■ Supplied passage:
==========
2021-04-08 23:44:30

by Axel Rasmussen

[permalink] [raw]
Subject: [PATCH 2/9] userfaultfd/shmem: combine shmem_{mcopy_atomic,mfill_zeropage}_pte

Previously, we did a dance where we had one calling path in
userfaultfd.c (mfill_atomic_pte), but then we split it into two in
shmem_fs.h (shmem_{mcopy_atomic,mfill_zeropage}_pte), and then rejoined
into a single shared function in shmem.c (shmem_mfill_atomic_pte).

This is all a bit overly complex. Just call the single combined shmem
function directly, allowing us to clean up various branches,
boilerplate, etc.
==========
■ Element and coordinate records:

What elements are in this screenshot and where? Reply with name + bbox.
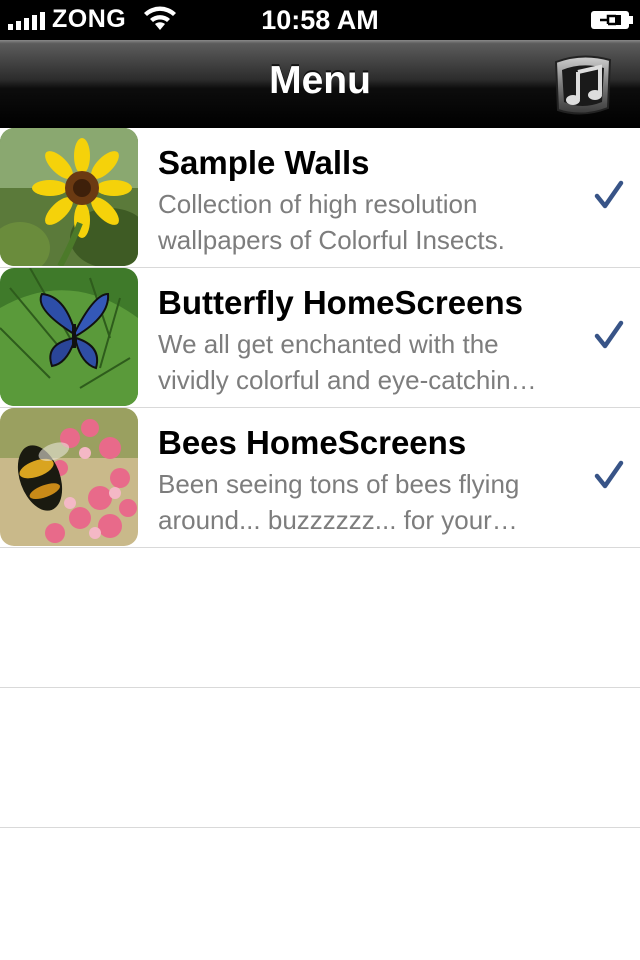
sunflower-thumbnail bbox=[0, 128, 138, 266]
music-note-icon[interactable] bbox=[548, 52, 616, 118]
row-description: Collection of high resolution wallpapers… bbox=[158, 189, 505, 255]
table-row-butterfly-homescreens[interactable]: Butterfly HomeScreens We all get enchant… bbox=[0, 268, 640, 408]
checkmark-icon bbox=[594, 180, 624, 209]
nav-title: Menu bbox=[269, 59, 371, 102]
status-bar: ZONG 10:58 AM bbox=[0, 0, 640, 40]
table-row-bees-homescreens[interactable]: Bees HomeScreens Been seeing tons of bee… bbox=[0, 408, 640, 548]
navigation-bar: Menu bbox=[0, 40, 640, 129]
row-title: Sample Walls bbox=[158, 144, 370, 181]
checkmark-icon bbox=[594, 460, 624, 489]
status-time: 10:58 AM bbox=[261, 5, 379, 35]
row-description: We all get enchanted with the vividly co… bbox=[158, 329, 537, 395]
empty-table-row bbox=[0, 688, 640, 828]
table-row-sample-walls[interactable]: Sample Walls Collection of high resoluti… bbox=[0, 128, 640, 268]
bee-thumbnail bbox=[0, 408, 138, 546]
empty-table-row bbox=[0, 548, 640, 688]
menu-table: Sample Walls Collection of high resoluti… bbox=[0, 128, 640, 828]
row-title: Butterfly HomeScreens bbox=[158, 284, 523, 321]
checkmark-icon bbox=[594, 320, 624, 349]
butterfly-thumbnail bbox=[0, 268, 138, 406]
battery-charging-icon bbox=[591, 11, 633, 29]
row-description: Been seeing tons of bees flying around..… bbox=[158, 469, 520, 535]
row-title: Bees HomeScreens bbox=[158, 424, 467, 461]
==========
■ To do:
#1 List every source or header file that the patch message names.
#2 Answer these questions from the patch message:
(a) Who wrote it?
(b) Where does this patch fall in its series?
(c) What was the single shared function in shmem.c called?
#3 Resume the patch message after its last sentence.
These records were drawn from a separate source.

■ Responses by task:
#1
userfaultfd.c
shmem_fs.h
shmem.c

#2
(a) Axel Rasmussen
(b) It is patch 2 of 9.
(c) shmem_mfill_atomic_pte

#3
While we're touching this function, two other small cleanup changes:
- offset is equivalent to pgoff, so we can get rid of offset entirely.
- Split two VM_BUG_ON cases into two statements. This means the line
number reported when the BUG is hit specifies exactly which condition
was true.

Signed-off-by: Axel Rasmussen <[email protected]>
---
include/linux/shmem_fs.h | 15 +++++-------
mm/shmem.c | 52 +++++++++++++---------------------------
mm/userfaultfd.c | 10 +++-----
3 files changed, 25 insertions(+), 52 deletions(-)

diff --git a/include/linux/shmem_fs.h b/include/linux/shmem_fs.h
index d82b6f396588..919e36671fe6 100644
--- a/include/linux/shmem_fs.h
+++ b/include/linux/shmem_fs.h
@@ -122,21 +122,18 @@ static inline bool shmem_file(struct file *file)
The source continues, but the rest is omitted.